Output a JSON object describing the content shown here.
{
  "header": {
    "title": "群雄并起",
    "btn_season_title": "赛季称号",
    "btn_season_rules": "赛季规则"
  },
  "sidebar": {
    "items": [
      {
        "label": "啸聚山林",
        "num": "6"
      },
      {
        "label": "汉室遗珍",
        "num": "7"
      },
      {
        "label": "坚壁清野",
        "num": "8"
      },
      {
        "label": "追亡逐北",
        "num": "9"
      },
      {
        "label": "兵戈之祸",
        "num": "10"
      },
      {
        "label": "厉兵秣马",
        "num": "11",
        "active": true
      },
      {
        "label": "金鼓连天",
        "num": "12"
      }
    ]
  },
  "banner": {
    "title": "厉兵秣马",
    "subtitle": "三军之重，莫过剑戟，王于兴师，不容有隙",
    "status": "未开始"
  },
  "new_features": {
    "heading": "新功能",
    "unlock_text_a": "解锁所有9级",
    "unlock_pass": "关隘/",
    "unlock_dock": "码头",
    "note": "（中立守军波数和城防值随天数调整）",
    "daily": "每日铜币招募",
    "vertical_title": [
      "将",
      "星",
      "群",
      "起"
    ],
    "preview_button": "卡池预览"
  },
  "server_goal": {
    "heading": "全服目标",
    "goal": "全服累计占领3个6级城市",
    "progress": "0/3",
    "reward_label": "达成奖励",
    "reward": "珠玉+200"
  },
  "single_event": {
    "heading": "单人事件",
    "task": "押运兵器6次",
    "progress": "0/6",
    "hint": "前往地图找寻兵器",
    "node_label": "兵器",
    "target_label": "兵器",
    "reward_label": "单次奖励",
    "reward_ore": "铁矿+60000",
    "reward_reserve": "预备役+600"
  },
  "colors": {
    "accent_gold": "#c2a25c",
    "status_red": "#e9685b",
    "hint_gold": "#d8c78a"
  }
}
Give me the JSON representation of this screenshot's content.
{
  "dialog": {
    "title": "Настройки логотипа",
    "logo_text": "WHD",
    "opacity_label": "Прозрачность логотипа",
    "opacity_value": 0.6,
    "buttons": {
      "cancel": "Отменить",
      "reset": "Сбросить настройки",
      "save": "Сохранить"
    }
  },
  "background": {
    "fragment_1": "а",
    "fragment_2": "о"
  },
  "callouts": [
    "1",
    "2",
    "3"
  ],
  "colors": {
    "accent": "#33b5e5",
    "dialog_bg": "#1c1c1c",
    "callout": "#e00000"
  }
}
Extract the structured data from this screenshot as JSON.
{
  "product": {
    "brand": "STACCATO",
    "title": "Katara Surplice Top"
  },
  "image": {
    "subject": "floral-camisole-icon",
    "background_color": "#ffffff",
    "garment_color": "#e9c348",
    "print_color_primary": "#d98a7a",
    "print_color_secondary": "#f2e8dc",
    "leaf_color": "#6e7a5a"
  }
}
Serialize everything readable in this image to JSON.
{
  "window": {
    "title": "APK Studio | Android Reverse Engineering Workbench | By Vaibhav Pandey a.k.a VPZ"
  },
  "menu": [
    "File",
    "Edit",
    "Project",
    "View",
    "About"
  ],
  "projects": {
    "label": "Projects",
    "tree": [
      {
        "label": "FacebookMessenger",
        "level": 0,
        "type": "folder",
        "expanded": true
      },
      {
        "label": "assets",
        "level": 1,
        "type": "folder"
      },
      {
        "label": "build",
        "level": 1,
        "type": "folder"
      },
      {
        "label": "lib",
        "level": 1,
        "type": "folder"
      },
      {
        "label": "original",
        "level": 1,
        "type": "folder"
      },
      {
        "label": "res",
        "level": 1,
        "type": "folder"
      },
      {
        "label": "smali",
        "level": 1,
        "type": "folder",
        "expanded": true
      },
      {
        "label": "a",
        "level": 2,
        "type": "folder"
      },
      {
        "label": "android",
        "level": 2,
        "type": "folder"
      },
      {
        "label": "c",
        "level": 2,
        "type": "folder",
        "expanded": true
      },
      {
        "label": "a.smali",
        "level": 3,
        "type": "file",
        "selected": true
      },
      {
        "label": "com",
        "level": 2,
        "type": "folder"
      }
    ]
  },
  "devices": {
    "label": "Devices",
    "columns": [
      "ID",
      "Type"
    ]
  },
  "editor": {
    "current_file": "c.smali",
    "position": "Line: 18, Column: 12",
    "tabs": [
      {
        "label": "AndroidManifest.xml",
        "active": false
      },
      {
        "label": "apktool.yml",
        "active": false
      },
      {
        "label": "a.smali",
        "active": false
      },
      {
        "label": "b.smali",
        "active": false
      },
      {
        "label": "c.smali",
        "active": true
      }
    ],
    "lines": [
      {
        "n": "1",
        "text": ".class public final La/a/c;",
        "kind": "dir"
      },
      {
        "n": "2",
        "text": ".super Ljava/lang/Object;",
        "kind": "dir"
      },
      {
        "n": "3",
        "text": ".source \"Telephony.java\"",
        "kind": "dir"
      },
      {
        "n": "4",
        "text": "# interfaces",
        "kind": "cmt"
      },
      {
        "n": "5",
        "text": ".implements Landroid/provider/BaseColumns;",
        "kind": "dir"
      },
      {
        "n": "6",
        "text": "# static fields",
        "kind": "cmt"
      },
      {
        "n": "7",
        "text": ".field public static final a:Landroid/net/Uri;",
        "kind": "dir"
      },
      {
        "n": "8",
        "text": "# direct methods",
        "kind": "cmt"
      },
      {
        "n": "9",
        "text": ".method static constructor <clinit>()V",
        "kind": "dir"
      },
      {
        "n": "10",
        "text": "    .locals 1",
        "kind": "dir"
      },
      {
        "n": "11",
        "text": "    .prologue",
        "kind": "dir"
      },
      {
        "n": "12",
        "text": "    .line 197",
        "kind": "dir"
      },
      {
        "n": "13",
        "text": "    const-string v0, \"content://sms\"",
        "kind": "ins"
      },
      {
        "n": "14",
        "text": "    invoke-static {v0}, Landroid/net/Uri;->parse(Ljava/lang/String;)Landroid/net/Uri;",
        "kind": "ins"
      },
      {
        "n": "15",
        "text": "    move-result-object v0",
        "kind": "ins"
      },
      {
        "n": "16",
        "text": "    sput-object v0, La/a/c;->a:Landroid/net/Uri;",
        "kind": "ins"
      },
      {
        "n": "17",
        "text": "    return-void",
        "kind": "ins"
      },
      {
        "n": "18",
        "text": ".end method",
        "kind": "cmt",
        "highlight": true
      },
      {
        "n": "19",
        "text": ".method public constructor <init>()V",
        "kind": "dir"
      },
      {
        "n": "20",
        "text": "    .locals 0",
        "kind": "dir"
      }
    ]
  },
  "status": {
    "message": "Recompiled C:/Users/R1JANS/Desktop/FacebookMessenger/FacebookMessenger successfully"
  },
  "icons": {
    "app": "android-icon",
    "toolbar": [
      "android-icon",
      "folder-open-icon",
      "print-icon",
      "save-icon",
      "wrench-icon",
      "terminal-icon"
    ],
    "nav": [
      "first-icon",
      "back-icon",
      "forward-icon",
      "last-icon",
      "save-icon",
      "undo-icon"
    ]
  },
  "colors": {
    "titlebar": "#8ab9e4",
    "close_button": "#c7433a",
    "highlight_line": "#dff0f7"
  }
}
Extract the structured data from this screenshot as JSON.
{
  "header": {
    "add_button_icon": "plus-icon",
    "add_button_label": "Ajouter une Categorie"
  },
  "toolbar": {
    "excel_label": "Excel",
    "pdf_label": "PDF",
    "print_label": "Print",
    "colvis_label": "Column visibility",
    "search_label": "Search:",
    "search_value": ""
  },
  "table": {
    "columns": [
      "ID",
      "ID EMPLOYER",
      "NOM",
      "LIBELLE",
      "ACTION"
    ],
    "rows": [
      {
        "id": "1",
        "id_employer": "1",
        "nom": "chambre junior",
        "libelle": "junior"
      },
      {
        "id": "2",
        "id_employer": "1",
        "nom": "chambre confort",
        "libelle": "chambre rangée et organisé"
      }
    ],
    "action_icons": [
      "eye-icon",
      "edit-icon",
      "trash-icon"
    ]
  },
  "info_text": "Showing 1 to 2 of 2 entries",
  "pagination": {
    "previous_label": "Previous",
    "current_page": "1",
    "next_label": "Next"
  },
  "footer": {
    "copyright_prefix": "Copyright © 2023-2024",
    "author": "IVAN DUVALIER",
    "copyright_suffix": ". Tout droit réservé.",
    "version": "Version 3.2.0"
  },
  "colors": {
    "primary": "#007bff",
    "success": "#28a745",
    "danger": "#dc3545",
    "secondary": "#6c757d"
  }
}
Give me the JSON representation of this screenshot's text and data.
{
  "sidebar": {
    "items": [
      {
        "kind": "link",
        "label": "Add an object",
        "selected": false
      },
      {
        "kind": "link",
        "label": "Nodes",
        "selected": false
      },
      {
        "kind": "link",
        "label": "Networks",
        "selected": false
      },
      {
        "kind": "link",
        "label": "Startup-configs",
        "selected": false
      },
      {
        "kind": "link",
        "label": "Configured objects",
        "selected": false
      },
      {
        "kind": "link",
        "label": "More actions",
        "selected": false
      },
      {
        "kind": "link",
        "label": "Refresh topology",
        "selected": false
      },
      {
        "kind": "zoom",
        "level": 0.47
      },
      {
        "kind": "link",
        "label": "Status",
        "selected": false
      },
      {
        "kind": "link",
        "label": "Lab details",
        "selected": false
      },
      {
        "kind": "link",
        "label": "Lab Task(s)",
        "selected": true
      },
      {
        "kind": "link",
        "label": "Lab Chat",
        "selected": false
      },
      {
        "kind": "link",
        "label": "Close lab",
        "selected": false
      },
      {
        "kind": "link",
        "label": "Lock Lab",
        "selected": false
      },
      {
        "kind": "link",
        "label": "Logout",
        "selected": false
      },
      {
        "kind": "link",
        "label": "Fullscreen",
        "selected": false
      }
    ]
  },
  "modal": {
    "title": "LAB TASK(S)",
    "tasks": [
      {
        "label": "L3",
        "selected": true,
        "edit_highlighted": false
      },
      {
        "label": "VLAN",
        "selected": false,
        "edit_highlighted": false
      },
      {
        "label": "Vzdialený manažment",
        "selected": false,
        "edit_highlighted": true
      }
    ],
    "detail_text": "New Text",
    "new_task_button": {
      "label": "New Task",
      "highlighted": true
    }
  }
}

+===+

EXERCISE OBJECTIVE:
Lines from the records above that hold "smali" are the ones to list.

EXERCISE ANSWER:
        "label": "smali",
        "label": "a.smali",
    "current_file": "c.smali",
        "label": "a.smali",
        "label": "b.smali",
        "label": "c.smali",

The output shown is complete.